### Stated goal
Below are some records; retype all of them exactly.

+++ Given data +++

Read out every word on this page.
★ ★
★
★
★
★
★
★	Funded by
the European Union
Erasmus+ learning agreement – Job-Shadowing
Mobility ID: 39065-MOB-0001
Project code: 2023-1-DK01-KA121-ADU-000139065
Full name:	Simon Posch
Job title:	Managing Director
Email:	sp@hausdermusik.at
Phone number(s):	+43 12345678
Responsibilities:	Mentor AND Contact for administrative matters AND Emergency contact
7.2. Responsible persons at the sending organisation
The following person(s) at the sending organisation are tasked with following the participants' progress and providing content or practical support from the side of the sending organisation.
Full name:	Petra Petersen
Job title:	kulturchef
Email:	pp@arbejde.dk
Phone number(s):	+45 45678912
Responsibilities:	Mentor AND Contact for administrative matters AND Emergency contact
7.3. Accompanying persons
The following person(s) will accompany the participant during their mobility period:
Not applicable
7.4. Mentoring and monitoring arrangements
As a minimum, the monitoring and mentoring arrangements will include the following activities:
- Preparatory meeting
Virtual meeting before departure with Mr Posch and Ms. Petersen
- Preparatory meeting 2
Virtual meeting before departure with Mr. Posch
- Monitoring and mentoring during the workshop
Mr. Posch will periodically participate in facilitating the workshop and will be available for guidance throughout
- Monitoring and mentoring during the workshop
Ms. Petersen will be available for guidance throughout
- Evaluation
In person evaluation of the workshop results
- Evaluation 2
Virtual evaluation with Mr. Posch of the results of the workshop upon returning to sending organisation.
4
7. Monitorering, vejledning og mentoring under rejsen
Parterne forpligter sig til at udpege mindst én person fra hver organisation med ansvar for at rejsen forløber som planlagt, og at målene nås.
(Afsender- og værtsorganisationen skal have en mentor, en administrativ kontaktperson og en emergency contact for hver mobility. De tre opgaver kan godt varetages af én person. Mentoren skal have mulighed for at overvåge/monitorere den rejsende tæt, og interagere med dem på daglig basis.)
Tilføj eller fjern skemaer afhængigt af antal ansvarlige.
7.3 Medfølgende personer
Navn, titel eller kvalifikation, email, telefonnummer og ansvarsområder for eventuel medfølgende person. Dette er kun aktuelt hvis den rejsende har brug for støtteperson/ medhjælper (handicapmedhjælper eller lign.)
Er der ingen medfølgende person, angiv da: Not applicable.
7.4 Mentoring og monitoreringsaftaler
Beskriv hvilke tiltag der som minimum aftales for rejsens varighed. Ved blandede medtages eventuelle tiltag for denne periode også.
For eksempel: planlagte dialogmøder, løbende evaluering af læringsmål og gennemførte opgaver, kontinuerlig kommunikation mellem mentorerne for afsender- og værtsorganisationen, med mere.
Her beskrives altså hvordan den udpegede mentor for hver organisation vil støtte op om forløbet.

+++

### Exercise output
Read out every word on this page.
★ ★
★
★
★
★
★
★	Funded by
the European Union
Erasmus+ learning agreement – Job-Shadowing
Mobility ID: 39065-MOB-0001
Project code: 2023-1-DK01-KA121-ADU-000139065
Full name:	Simon Posch
Job title:	Managing Director
Email:	sp@hausdermusik.at
Phone number(s):	+43 12345678
Responsibilities:	Mentor AND Contact for administrative matters AND Emergency contact
7.2. Responsible persons at the sending organisation
The following person(s) at the sending organisation are tasked with following the participants' progress and providing content or practical support from the side of the sending organisation.
Full name:	Petra Petersen
Job title:	kulturchef
Email:	pp@arbejde.dk
Phone number(s):	+45 45678912
Responsibilities:	Mentor AND Contact for administrative matters AND Emergency contact
7.3. Accompanying persons
The following person(s) will accompany the participant during their mobility period:
Not applicable
7.4. Mentoring and monitoring arrangements
As a minimum, the monitoring and mentoring arrangements will include the following activities:
- Preparatory meeting
Virtual meeting before departure with Mr Posch and Ms. Petersen
- Preparatory meeting 2
Virtual meeting before departure with Mr. Posch
- Monitoring and mentoring during the workshop
Mr. Posch will periodically participate in facilitating the workshop and will be available for guidance throughout
- Monitoring and mentoring during the workshop
Ms. Petersen will be available for guidance throughout
- Evaluation
In person evaluation of the workshop results
- Evaluation 2
Virtual evaluation with Mr. Posch of the results of the workshop upon returning to sending organisation.
4
7. Monitorering, vejledning og mentoring under rejsen
Parterne forpligter sig til at udpege mindst én person fra hver organisation med ansvar for at rejsen forløber som planlagt, og at målene nås.
(Afsender- og værtsorganisationen skal have en mentor, en administrativ kontaktperson og en emergency contact for hver mobility. De tre opgaver kan godt varetages af én person. Mentoren skal have mulighed for at overvåge/monitorere den rejsende tæt, og interagere med dem på daglig basis.)
Tilføj eller fjern skemaer afhængigt af antal ansvarlige.
7.3 Medfølgende personer
Navn, titel eller kvalifikation, email, telefonnummer og ansvarsområder for eventuel medfølgende person. Dette er kun aktuelt hvis den rejsende har brug for støtteperson/ medhjælper (handicapmedhjælper eller lign.)
Er der ingen medfølgende person, angiv da: Not applicable.
7.4 Mentoring og monitoreringsaftaler
Beskriv hvilke tiltag der som minimum aftales for rejsens varighed. Ved blandede medtages eventuelle tiltag for denne periode også.
For eksempel: planlagte dialogmøder, løbende evaluering af læringsmål og gennemførte opgaver, kontinuerlig kommunikation mellem mentorerne for afsender- og værtsorganisationen, med mere.
Her beskrives altså hvordan den udpegede mentor for hver organisation vil støtte op om forløbet.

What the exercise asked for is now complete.